● **Instructions to follow**:
Copy out the items below, putting "legend-marker" in place of every "legend-dot" and changing nothing else. Leave the pictures out.

● **Material provided**:
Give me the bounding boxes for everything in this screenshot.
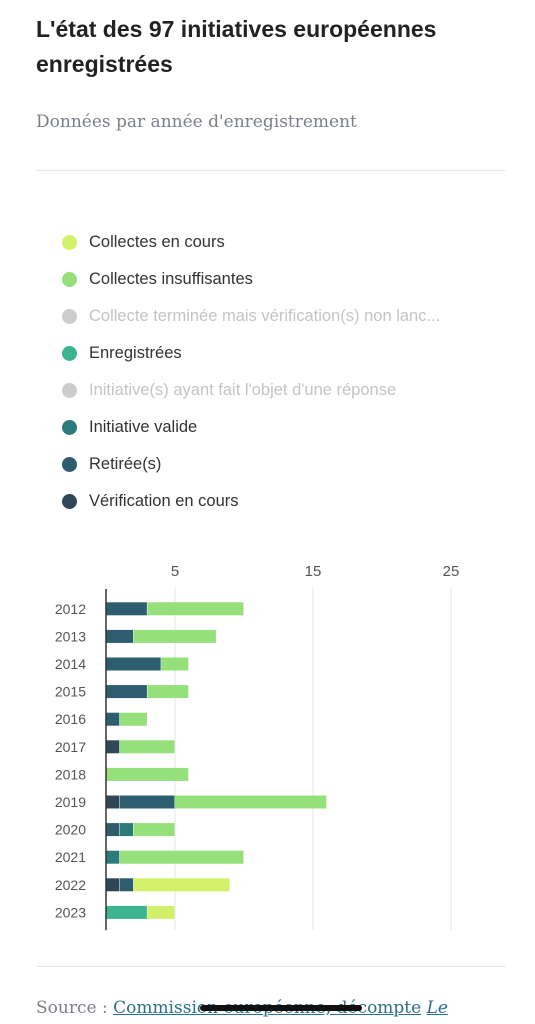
bar-segment (119, 878, 134, 892)
bar-segment (106, 795, 120, 809)
bar-segment (133, 878, 230, 892)
chart-legend: Collectes en cours Collectes insuffisante… (62, 224, 502, 520)
legend-item[interactable]: Retirée(s) (62, 446, 502, 483)
legend-dot (62, 272, 77, 287)
legend-dot (62, 383, 77, 398)
bar-segment (106, 767, 189, 781)
chart-title: L'état des 97 initiatives européennes en… (36, 16, 437, 77)
bar-segment (119, 712, 147, 726)
legend-dot (62, 235, 77, 250)
legend-dot (62, 346, 77, 361)
top-divider (36, 170, 506, 171)
x-tick-label: 5 (171, 563, 179, 580)
y-tick-label: 2018 (55, 766, 86, 782)
legend-dot (62, 420, 77, 435)
legend-item[interactable]: Initiative(s) ayant fait l'objet d'une r… (62, 372, 502, 409)
y-tick-label: 2015 (55, 684, 86, 700)
legend-label: Initiative(s) ayant fait l'objet d'une r… (89, 381, 397, 399)
bar-segment (106, 905, 147, 919)
bar-segment (106, 850, 120, 864)
y-tick-label: 2014 (55, 656, 86, 672)
x-tick-label: 25 (443, 563, 460, 580)
legend-item[interactable]: Collectes en cours (62, 224, 502, 261)
y-tick-label: 2016 (55, 711, 86, 727)
redaction-mark (200, 1005, 362, 1011)
legend-label: Vérification en cours (89, 492, 239, 510)
legend-label: Enregistrées (89, 344, 182, 362)
y-tick-label: 2019 (55, 794, 86, 810)
bar-segment (106, 685, 147, 699)
legend-label: Collecte terminée mais vérification(s) n… (89, 307, 441, 325)
legend-label: Collectes insuffisantes (89, 270, 253, 288)
legend-item[interactable]: Enregistrées (62, 335, 502, 372)
bar-segment (106, 740, 120, 754)
bar-segment (119, 850, 244, 864)
legend-item[interactable]: Collecte terminée mais vérification(s) n… (62, 298, 502, 335)
source-prefix: Source : (36, 998, 114, 1018)
x-tick-label: 15 (305, 563, 322, 580)
y-tick-label: 2012 (55, 601, 86, 617)
bottom-divider (36, 966, 506, 967)
legend-label: Initiative valide (89, 418, 198, 436)
bar-segment (119, 795, 175, 809)
bar-segment (106, 878, 120, 892)
bar-segment (175, 795, 327, 809)
bar-segment (147, 905, 175, 919)
bar-segment (106, 657, 161, 671)
bar-segment (133, 629, 216, 643)
y-tick-label: 2023 (55, 904, 86, 920)
legend-item[interactable]: Initiative valide (62, 409, 502, 446)
legend-dot (62, 309, 77, 324)
legend-dot (62, 494, 77, 509)
bar-segment (106, 712, 120, 726)
bar-segment (147, 602, 244, 616)
bar-segment (147, 685, 189, 699)
legend-item[interactable]: Collectes insuffisantes (62, 261, 502, 298)
source-link-suffix[interactable]: Le (426, 998, 448, 1018)
bar-segment (119, 823, 134, 837)
bar-segment (133, 823, 175, 837)
y-tick-label: 2013 (55, 628, 86, 644)
legend-label: Collectes en cours (89, 233, 225, 251)
y-tick-label: 2022 (55, 877, 86, 893)
legend-dot (62, 457, 77, 472)
legend-item[interactable]: Vérification en cours (62, 483, 502, 520)
chart-subtitle: Données par année d'enregistrement (36, 112, 357, 132)
bar-segment (106, 602, 147, 616)
bar-chart: 5 15 25 2012 2013 2014 2015 2016 2017 2018 2019 202… (55, 563, 460, 931)
bar-segment (106, 629, 134, 643)
bar-segment (106, 823, 120, 837)
y-tick-label: 2020 (55, 822, 86, 838)
y-tick-label: 2021 (55, 849, 86, 865)
bar-segment (119, 740, 175, 754)
legend-label: Retirée(s) (89, 455, 162, 473)
y-tick-label: 2017 (55, 739, 86, 755)
bar-segment (161, 657, 189, 671)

● **The answer**:
Give me the bounding boxes for everything in this screenshot.
bar-segment (119, 878, 134, 892)
bar-segment (106, 795, 120, 809)
bar-segment (133, 878, 230, 892)
chart-legend: Collectes en cours Collectes insuffisante… (62, 224, 502, 520)
legend-item[interactable]: Retirée(s) (62, 446, 502, 483)
legend-marker (62, 272, 77, 287)
legend-marker (62, 383, 77, 398)
bar-segment (106, 767, 189, 781)
chart-title: L'état des 97 initiatives européennes en… (36, 16, 437, 77)
bar-segment (119, 712, 147, 726)
legend-marker (62, 235, 77, 250)
legend-marker (62, 346, 77, 361)
top-divider (36, 170, 506, 171)
x-tick-label: 5 (171, 563, 179, 580)
y-tick-label: 2018 (55, 766, 86, 782)
legend-marker (62, 420, 77, 435)
legend-item[interactable]: Initiative(s) ayant fait l'objet d'une r… (62, 372, 502, 409)
y-tick-label: 2015 (55, 684, 86, 700)
legend-label: Initiative(s) ayant fait l'objet d'une r… (89, 381, 397, 399)
bar-segment (106, 905, 147, 919)
bar-segment (106, 850, 120, 864)
y-tick-label: 2014 (55, 656, 86, 672)
x-tick-label: 25 (443, 563, 460, 580)
legend-item[interactable]: Collectes en cours (62, 224, 502, 261)
y-tick-label: 2016 (55, 711, 86, 727)
redaction-mark (200, 1005, 362, 1011)
legend-label: Vérification en cours (89, 492, 239, 510)
legend-label: Enregistrées (89, 344, 182, 362)
y-tick-label: 2019 (55, 794, 86, 810)
bar-segment (106, 685, 147, 699)
legend-label: Collecte terminée mais vérification(s) n… (89, 307, 441, 325)
legend-label: Collectes insuffisantes (89, 270, 253, 288)
legend-item[interactable]: Enregistrées (62, 335, 502, 372)
bar-segment (106, 740, 120, 754)
bar-segment (119, 850, 244, 864)
legend-item[interactable]: Collecte terminée mais vérification(s) n… (62, 298, 502, 335)
source-prefix: Source : (36, 998, 114, 1018)
x-tick-label: 15 (305, 563, 322, 580)
y-tick-label: 2012 (55, 601, 86, 617)
bottom-divider (36, 966, 506, 967)
legend-label: Initiative valide (89, 418, 198, 436)
bar-segment (119, 795, 175, 809)
bar-segment (106, 878, 120, 892)
bar-segment (175, 795, 327, 809)
bar-segment (147, 905, 175, 919)
bar-segment (106, 657, 161, 671)
bar-segment (133, 629, 216, 643)
y-tick-label: 2023 (55, 904, 86, 920)
legend-item[interactable]: Initiative valide (62, 409, 502, 446)
legend-marker (62, 309, 77, 324)
legend-marker (62, 494, 77, 509)
bar-segment (106, 712, 120, 726)
bar-segment (147, 602, 244, 616)
bar-segment (147, 685, 189, 699)
legend-item[interactable]: Collectes insuffisantes (62, 261, 502, 298)
source-link-suffix[interactable]: Le (426, 998, 448, 1018)
bar-segment (119, 823, 134, 837)
bar-segment (133, 823, 175, 837)
y-tick-label: 2013 (55, 628, 86, 644)
legend-label: Collectes en cours (89, 233, 225, 251)
y-tick-label: 2022 (55, 877, 86, 893)
legend-marker (62, 457, 77, 472)
legend-item[interactable]: Vérification en cours (62, 483, 502, 520)
chart-subtitle: Données par année d'enregistrement (36, 112, 357, 132)
bar-segment (106, 602, 147, 616)
bar-chart: 5 15 25 2012 2013 2014 2015 2016 2017 2018 2019 202… (55, 563, 460, 931)
bar-segment (106, 629, 134, 643)
bar-segment (106, 823, 120, 837)
y-tick-label: 2020 (55, 822, 86, 838)
y-tick-label: 2021 (55, 849, 86, 865)
bar-segment (119, 740, 175, 754)
legend-label: Retirée(s) (89, 455, 162, 473)
y-tick-label: 2017 (55, 739, 86, 755)
bar-segment (161, 657, 189, 671)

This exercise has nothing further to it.